◆ Dataset records ◆
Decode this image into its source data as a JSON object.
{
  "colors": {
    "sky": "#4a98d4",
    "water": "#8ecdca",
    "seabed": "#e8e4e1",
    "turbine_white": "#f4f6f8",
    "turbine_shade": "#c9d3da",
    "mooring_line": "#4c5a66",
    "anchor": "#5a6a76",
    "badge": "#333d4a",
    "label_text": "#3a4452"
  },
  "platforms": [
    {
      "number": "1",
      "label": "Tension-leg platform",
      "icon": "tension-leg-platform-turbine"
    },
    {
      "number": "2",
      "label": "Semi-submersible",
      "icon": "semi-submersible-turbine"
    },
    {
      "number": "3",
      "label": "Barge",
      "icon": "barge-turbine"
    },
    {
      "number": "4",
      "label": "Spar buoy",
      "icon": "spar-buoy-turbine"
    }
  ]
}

◆ Exercise brief ◆
From the listing above, copy every line that includes the word "submersible".

◆ Task response ◆
      "label": "Semi-submersible",
      "icon": "semi-submersible-turbine"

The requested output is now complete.